Extracted records =>

════════

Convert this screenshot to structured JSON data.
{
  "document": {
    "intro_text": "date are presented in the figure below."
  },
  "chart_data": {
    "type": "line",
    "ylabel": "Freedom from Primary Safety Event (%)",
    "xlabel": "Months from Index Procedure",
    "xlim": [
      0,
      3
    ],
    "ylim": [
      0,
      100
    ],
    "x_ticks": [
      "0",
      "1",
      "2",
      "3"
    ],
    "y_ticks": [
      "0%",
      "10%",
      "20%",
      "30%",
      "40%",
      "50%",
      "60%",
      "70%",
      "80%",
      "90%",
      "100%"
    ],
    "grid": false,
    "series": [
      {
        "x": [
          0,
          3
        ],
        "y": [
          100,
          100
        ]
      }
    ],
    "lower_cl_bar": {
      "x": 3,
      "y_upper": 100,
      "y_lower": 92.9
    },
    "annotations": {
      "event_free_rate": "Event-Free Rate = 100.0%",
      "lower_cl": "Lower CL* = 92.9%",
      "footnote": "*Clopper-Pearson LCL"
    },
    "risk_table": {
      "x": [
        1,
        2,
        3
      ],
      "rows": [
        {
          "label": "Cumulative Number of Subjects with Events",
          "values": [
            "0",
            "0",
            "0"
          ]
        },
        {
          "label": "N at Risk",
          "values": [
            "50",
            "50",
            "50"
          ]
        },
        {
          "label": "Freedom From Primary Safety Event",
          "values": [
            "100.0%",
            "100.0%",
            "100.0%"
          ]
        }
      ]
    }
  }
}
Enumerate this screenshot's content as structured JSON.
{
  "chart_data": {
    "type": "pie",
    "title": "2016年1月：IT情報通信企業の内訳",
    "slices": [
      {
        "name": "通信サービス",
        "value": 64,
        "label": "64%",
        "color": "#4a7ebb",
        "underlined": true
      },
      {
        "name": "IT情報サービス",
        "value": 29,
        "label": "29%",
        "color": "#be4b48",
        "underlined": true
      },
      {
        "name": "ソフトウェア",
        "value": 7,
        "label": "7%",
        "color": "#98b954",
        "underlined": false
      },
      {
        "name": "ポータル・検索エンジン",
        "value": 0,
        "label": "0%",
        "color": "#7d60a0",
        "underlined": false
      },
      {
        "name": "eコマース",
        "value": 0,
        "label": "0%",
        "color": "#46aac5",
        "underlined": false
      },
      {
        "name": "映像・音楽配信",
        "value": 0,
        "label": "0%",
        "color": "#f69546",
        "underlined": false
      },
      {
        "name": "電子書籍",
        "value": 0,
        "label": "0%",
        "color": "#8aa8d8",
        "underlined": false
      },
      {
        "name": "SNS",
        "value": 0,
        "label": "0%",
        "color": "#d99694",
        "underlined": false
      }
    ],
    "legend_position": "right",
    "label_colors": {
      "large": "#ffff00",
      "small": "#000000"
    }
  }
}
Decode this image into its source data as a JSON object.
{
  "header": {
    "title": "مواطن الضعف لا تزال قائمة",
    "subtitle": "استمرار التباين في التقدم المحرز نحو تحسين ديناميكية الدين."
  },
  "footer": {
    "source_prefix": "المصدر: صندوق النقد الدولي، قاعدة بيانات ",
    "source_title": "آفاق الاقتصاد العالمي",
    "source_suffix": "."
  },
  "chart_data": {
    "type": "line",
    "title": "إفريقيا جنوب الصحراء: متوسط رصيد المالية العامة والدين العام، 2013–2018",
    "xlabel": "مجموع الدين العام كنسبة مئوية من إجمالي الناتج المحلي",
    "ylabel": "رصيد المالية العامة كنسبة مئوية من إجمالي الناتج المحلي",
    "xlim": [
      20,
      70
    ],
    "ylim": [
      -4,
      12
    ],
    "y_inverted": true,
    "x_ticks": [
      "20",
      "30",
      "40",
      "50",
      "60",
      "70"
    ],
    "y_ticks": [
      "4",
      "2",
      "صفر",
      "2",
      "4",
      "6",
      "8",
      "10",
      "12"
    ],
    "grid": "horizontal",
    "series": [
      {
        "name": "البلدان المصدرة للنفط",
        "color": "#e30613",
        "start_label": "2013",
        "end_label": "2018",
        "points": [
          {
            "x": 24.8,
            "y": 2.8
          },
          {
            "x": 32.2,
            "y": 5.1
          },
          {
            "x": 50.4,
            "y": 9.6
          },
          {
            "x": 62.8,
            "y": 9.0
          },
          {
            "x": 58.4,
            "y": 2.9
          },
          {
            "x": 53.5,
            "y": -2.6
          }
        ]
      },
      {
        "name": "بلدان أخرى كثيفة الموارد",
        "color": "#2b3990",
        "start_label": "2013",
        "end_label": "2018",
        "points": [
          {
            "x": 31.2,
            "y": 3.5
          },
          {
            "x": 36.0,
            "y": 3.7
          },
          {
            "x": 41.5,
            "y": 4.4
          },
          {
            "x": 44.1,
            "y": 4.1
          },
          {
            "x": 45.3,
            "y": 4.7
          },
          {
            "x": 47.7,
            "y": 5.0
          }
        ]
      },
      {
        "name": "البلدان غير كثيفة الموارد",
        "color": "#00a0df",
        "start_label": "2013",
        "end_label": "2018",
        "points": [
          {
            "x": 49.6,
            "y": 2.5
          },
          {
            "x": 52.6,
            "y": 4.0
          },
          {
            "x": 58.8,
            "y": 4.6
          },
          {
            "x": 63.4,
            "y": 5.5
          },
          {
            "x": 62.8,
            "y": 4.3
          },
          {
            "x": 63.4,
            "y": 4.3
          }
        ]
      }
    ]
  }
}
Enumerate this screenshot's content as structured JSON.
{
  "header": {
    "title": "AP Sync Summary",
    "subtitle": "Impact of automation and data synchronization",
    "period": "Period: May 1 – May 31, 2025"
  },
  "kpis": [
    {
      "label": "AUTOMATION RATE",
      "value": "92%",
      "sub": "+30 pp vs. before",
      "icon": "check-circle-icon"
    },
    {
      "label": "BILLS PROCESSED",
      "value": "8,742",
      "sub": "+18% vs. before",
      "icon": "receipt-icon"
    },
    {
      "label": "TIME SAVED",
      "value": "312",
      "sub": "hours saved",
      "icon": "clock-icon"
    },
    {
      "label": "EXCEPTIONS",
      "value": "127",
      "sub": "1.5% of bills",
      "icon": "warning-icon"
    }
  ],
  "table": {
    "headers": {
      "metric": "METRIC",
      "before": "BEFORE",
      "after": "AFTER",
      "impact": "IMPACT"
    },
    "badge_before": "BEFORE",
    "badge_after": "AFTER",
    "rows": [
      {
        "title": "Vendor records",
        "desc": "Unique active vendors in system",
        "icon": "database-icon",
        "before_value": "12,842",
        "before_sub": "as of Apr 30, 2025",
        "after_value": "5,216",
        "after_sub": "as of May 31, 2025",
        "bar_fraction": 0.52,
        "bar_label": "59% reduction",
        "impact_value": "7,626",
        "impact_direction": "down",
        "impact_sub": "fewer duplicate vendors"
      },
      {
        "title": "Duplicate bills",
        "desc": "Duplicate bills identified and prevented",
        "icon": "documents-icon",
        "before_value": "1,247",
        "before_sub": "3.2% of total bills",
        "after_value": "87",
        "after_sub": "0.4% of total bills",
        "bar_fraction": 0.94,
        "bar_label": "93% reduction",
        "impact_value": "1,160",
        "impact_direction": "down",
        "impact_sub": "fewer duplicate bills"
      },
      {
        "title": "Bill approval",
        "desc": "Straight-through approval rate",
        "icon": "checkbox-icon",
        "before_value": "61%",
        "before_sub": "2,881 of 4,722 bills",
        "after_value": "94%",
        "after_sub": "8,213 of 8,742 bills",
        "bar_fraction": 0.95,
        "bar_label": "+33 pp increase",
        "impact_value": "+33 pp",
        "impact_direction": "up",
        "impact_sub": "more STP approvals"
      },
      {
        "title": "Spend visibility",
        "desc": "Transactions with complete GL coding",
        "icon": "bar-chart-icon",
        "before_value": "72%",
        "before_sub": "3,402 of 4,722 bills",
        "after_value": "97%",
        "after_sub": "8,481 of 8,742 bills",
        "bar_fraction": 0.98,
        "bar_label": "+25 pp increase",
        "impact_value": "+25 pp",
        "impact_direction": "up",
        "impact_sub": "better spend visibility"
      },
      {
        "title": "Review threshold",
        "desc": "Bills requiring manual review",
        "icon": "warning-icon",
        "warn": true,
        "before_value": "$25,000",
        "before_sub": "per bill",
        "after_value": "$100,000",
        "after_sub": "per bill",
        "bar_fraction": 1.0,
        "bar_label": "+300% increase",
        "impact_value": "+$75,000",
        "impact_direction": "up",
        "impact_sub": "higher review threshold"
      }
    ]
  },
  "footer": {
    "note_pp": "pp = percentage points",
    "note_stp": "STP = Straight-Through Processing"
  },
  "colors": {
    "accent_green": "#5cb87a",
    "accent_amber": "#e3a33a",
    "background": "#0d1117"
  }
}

════════

The exercise => Filter the records, keeping only lines that contain "visibility", and show those lines.

Full answer =>
        "title": "Spend visibility",
        "impact_sub": "better spend visibility"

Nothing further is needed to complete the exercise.